_WHAT THE EXERCISE ASKS:_ Transcribe each line of the records below exactly, excluding any embedded images.

_PROVIDED DATA:_
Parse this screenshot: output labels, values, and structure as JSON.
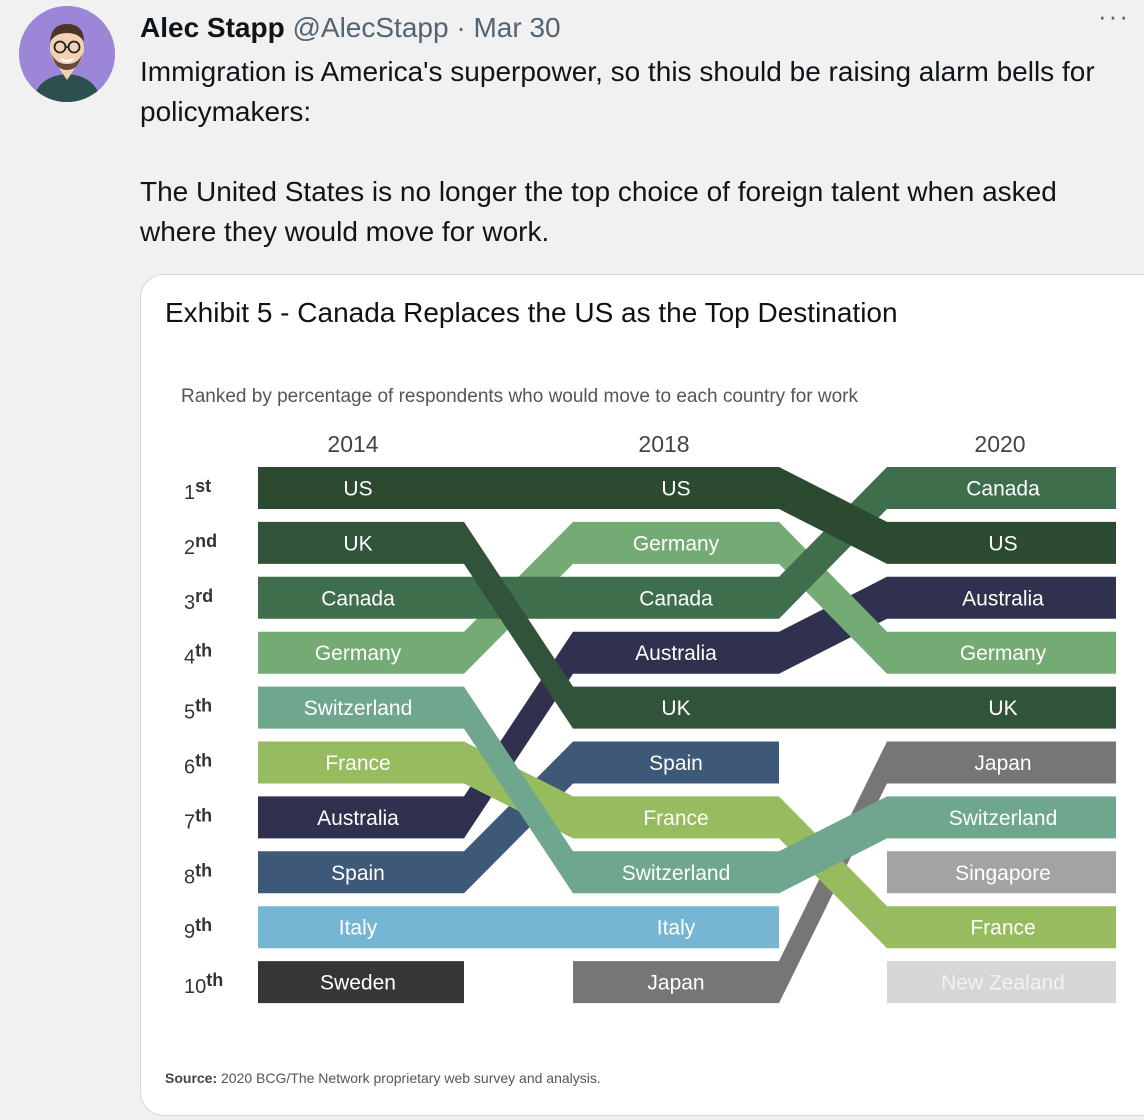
{
  "tweet": {
    "author_name": "Alec Stapp",
    "author_handle": "@AlecStapp",
    "separator": "·",
    "date": "Mar 30",
    "more_label": "···",
    "text_line1": "Immigration is America's superpower, so this should be raising alarm bells for policymakers:",
    "text_line2": "The United States is no longer the top choice of foreign talent when asked where they would move for work."
  },
  "avatar": {
    "icon": "person-avatar-icon",
    "bg_color": "#9b86d8"
  },
  "chart_data": {
    "type": "table",
    "title": "Exhibit 5 - Canada Replaces the US as the Top Destination",
    "subtitle": "Ranked by percentage of respondents who would move to each country for work",
    "source_label": "Source:",
    "source_text": "2020 BCG/The Network proprietary web survey and analysis.",
    "years": [
      "2014",
      "2018",
      "2020"
    ],
    "rank_labels": [
      {
        "num": "1",
        "suffix": "st"
      },
      {
        "num": "2",
        "suffix": "nd"
      },
      {
        "num": "3",
        "suffix": "rd"
      },
      {
        "num": "4",
        "suffix": "th"
      },
      {
        "num": "5",
        "suffix": "th"
      },
      {
        "num": "6",
        "suffix": "th"
      },
      {
        "num": "7",
        "suffix": "th"
      },
      {
        "num": "8",
        "suffix": "th"
      },
      {
        "num": "9",
        "suffix": "th"
      },
      {
        "num": "10",
        "suffix": "th"
      }
    ],
    "countries": [
      {
        "name": "US",
        "color": "#2b4a2f",
        "ranks": [
          1,
          1,
          2
        ]
      },
      {
        "name": "UK",
        "color": "#30533a",
        "ranks": [
          2,
          5,
          5
        ]
      },
      {
        "name": "Canada",
        "color": "#3f6e4d",
        "ranks": [
          3,
          3,
          1
        ]
      },
      {
        "name": "Germany",
        "color": "#74aa73",
        "ranks": [
          4,
          2,
          4
        ]
      },
      {
        "name": "Switzerland",
        "color": "#6ea68e",
        "ranks": [
          5,
          8,
          7
        ]
      },
      {
        "name": "France",
        "color": "#97bb5f",
        "ranks": [
          6,
          7,
          9
        ]
      },
      {
        "name": "Australia",
        "color": "#30304f",
        "ranks": [
          7,
          4,
          3
        ]
      },
      {
        "name": "Spain",
        "color": "#3e5878",
        "ranks": [
          8,
          6,
          null
        ]
      },
      {
        "name": "Italy",
        "color": "#77b6d2",
        "ranks": [
          9,
          9,
          null
        ]
      },
      {
        "name": "Sweden",
        "color": "#363636",
        "ranks": [
          10,
          null,
          null
        ]
      },
      {
        "name": "Japan",
        "color": "#767676",
        "ranks": [
          null,
          10,
          6
        ]
      },
      {
        "name": "Singapore",
        "color": "#a3a3a3",
        "ranks": [
          null,
          null,
          8
        ]
      },
      {
        "name": "New Zealand",
        "color": "#d6d6d6",
        "ranks": [
          null,
          null,
          10
        ]
      }
    ]
  }
}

_RESULT OF THIS EXERCISE:_
Parse this screenshot: output labels, values, and structure as JSON.
{
  "tweet": {
    "author_name": "Alec Stapp",
    "author_handle": "@AlecStapp",
    "separator": "·",
    "date": "Mar 30",
    "more_label": "···",
    "text_line1": "Immigration is America's superpower, so this should be raising alarm bells for policymakers:",
    "text_line2": "The United States is no longer the top choice of foreign talent when asked where they would move for work."
  },
  "avatar": {
    "icon": "person-avatar-icon",
    "bg_color": "#9b86d8"
  },
  "chart_data": {
    "type": "table",
    "title": "Exhibit 5 - Canada Replaces the US as the Top Destination",
    "subtitle": "Ranked by percentage of respondents who would move to each country for work",
    "source_label": "Source:",
    "source_text": "2020 BCG/The Network proprietary web survey and analysis.",
    "years": [
      "2014",
      "2018",
      "2020"
    ],
    "rank_labels": [
      {
        "num": "1",
        "suffix": "st"
      },
      {
        "num": "2",
        "suffix": "nd"
      },
      {
        "num": "3",
        "suffix": "rd"
      },
      {
        "num": "4",
        "suffix": "th"
      },
      {
        "num": "5",
        "suffix": "th"
      },
      {
        "num": "6",
        "suffix": "th"
      },
      {
        "num": "7",
        "suffix": "th"
      },
      {
        "num": "8",
        "suffix": "th"
      },
      {
        "num": "9",
        "suffix": "th"
      },
      {
        "num": "10",
        "suffix": "th"
      }
    ],
    "countries": [
      {
        "name": "US",
        "color": "#2b4a2f",
        "ranks": [
          1,
          1,
          2
        ]
      },
      {
        "name": "UK",
        "color": "#30533a",
        "ranks": [
          2,
          5,
          5
        ]
      },
      {
        "name": "Canada",
        "color": "#3f6e4d",
        "ranks": [
          3,
          3,
          1
        ]
      },
      {
        "name": "Germany",
        "color": "#74aa73",
        "ranks": [
          4,
          2,
          4
        ]
      },
      {
        "name": "Switzerland",
        "color": "#6ea68e",
        "ranks": [
          5,
          8,
          7
        ]
      },
      {
        "name": "France",
        "color": "#97bb5f",
        "ranks": [
          6,
          7,
          9
        ]
      },
      {
        "name": "Australia",
        "color": "#30304f",
        "ranks": [
          7,
          4,
          3
        ]
      },
      {
        "name": "Spain",
        "color": "#3e5878",
        "ranks": [
          8,
          6,
          null
        ]
      },
      {
        "name": "Italy",
        "color": "#77b6d2",
        "ranks": [
          9,
          9,
          null
        ]
      },
      {
        "name": "Sweden",
        "color": "#363636",
        "ranks": [
          10,
          null,
          null
        ]
      },
      {
        "name": "Japan",
        "color": "#767676",
        "ranks": [
          null,
          10,
          6
        ]
      },
      {
        "name": "Singapore",
        "color": "#a3a3a3",
        "ranks": [
          null,
          null,
          8
        ]
      },
      {
        "name": "New Zealand",
        "color": "#d6d6d6",
        "ranks": [
          null,
          null,
          10
        ]
      }
    ]
  }
}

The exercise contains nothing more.